* _Problem details_: Copy out all the records below, replacing "Patent image size" with "Drawing dimensions" and leaving everything else unchanged.

Data records:
-=-=-=-=-
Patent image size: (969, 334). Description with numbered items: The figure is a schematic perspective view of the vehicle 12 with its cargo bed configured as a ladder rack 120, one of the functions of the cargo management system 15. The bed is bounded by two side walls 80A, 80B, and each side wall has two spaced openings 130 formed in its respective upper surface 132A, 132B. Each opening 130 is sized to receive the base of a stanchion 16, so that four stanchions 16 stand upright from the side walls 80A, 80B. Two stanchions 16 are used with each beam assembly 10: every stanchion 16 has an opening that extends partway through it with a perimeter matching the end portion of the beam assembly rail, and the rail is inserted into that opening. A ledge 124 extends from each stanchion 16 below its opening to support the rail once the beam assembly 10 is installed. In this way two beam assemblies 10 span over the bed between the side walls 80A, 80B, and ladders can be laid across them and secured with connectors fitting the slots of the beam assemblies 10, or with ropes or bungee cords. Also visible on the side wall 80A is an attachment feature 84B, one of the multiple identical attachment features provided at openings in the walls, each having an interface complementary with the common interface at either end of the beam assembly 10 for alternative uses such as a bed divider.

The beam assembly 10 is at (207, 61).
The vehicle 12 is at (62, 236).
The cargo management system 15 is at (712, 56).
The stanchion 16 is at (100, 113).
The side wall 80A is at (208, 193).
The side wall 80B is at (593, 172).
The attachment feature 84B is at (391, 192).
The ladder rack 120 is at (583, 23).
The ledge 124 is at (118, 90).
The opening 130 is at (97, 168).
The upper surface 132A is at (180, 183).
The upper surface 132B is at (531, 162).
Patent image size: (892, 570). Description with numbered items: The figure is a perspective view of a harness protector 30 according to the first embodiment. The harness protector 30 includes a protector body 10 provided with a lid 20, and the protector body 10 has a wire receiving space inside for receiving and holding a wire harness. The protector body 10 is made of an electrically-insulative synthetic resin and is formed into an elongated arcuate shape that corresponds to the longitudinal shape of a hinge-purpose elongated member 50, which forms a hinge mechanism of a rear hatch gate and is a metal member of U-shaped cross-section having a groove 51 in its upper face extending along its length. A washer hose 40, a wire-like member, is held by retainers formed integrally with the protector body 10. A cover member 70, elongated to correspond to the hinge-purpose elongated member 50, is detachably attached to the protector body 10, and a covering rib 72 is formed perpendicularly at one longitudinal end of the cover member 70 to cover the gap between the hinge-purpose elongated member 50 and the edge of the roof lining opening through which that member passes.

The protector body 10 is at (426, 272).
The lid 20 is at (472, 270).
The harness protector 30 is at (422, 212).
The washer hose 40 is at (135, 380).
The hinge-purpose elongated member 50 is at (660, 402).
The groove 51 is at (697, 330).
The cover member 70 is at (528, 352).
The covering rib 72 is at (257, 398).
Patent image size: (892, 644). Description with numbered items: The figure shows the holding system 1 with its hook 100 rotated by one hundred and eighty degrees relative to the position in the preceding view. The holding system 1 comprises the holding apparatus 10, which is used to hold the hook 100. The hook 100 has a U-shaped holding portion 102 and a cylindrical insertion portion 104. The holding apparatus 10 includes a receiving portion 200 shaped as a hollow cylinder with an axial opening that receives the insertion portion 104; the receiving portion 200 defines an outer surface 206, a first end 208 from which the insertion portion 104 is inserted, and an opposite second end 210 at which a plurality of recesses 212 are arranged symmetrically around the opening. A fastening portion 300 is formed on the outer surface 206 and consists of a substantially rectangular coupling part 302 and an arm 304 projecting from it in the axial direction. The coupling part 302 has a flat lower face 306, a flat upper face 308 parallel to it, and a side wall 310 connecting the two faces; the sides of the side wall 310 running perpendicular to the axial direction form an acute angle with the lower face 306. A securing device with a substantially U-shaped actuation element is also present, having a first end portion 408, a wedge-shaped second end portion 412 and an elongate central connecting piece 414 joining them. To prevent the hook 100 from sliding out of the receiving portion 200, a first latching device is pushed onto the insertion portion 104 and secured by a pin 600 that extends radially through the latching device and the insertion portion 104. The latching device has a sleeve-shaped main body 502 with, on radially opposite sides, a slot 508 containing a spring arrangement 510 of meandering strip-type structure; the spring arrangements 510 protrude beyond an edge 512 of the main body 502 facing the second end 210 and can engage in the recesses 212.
-=-=-=-=-
* _Final answer_:
Drawing dimensions: (969, 334). Description with numbered items: The figure is a schematic perspective view of the vehicle 12 with its cargo bed configured as a ladder rack 120, one of the functions of the cargo management system 15. The bed is bounded by two side walls 80A, 80B, and each side wall has two spaced openings 130 formed in its respective upper surface 132A, 132B. Each opening 130 is sized to receive the base of a stanchion 16, so that four stanchions 16 stand upright from the side walls 80A, 80B. Two stanchions 16 are used with each beam assembly 10: every stanchion 16 has an opening that extends partway through it with a perimeter matching the end portion of the beam assembly rail, and the rail is inserted into that opening. A ledge 124 extends from each stanchion 16 below its opening to support the rail once the beam assembly 10 is installed. In this way two beam assemblies 10 span over the bed between the side walls 80A, 80B, and ladders can be laid across them and secured with connectors fitting the slots of the beam assemblies 10, or with ropes or bungee cords. Also visible on the side wall 80A is an attachment feature 84B, one of the multiple identical attachment features provided at openings in the walls, each having an interface complementary with the common interface at either end of the beam assembly 10 for alternative uses such as a bed divider.

The beam assembly 10 is at (207, 61).
The vehicle 12 is at (62, 236).
The cargo management system 15 is at (712, 56).
The stanchion 16 is at (100, 113).
The side wall 80A is at (208, 193).
The side wall 80B is at (593, 172).
The attachment feature 84B is at (391, 192).
The ladder rack 120 is at (583, 23).
The ledge 124 is at (118, 90).
The opening 130 is at (97, 168).
The upper surface 132A is at (180, 183).
The upper surface 132B is at (531, 162).
Drawing dimensions: (892, 570). Description with numbered items: The figure is a perspective view of a harness protector 30 according to the first embodiment. The harness protector 30 includes a protector body 10 provided with a lid 20, and the protector body 10 has a wire receiving space inside for receiving and holding a wire harness. The protector body 10 is made of an electrically-insulative synthetic resin and is formed into an elongated arcuate shape that corresponds to the longitudinal shape of a hinge-purpose elongated member 50, which forms a hinge mechanism of a rear hatch gate and is a metal member of U-shaped cross-section having a groove 51 in its upper face extending along its length. A washer hose 40, a wire-like member, is held by retainers formed integrally with the protector body 10. A cover member 70, elongated to correspond to the hinge-purpose elongated member 50, is detachably attached to the protector body 10, and a covering rib 72 is formed perpendicularly at one longitudinal end of the cover member 70 to cover the gap between the hinge-purpose elongated member 50 and the edge of the roof lining opening through which that member passes.

The protector body 10 is at (426, 272).
The lid 20 is at (472, 270).
The harness protector 30 is at (422, 212).
The washer hose 40 is at (135, 380).
The hinge-purpose elongated member 50 is at (660, 402).
The groove 51 is at (697, 330).
The cover member 70 is at (528, 352).
The covering rib 72 is at (257, 398).
Drawing dimensions: (892, 644). Description with numbered items: The figure shows the holding system 1 with its hook 100 rotated by one hundred and eighty degrees relative to the position in the preceding view. The holding system 1 comprises the holding apparatus 10, which is used to hold the hook 100. The hook 100 has a U-shaped holding portion 102 and a cylindrical insertion portion 104. The holding apparatus 10 includes a receiving portion 200 shaped as a hollow cylinder with an axial opening that receives the insertion portion 104; the receiving portion 200 defines an outer surface 206, a first end 208 from which the insertion portion 104 is inserted, and an opposite second end 210 at which a plurality of recesses 212 are arranged symmetrically around the opening. A fastening portion 300 is formed on the outer surface 206 and consists of a substantially rectangular coupling part 302 and an arm 304 projecting from it in the axial direction. The coupling part 302 has a flat lower face 306, a flat upper face 308 parallel to it, and a side wall 310 connecting the two faces; the sides of the side wall 310 running perpendicular to the axial direction form an acute angle with the lower face 306. A securing device with a substantially U-shaped actuation element is also present, having a first end portion 408, a wedge-shaped second end portion 412 and an elongate central connecting piece 414 joining them. To prevent the hook 100 from sliding out of the receiving portion 200, a first latching device is pushed onto the insertion portion 104 and secured by a pin 600 that extends radially through the latching device and the insertion portion 104. The latching device has a sleeve-shaped main body 502 with, on radially opposite sides, a slot 508 containing a spring arrangement 510 of meandering strip-type structure; the spring arrangements 510 protrude beyond an edge 512 of the main body 502 facing the second end 210 and can engage in the recesses 212.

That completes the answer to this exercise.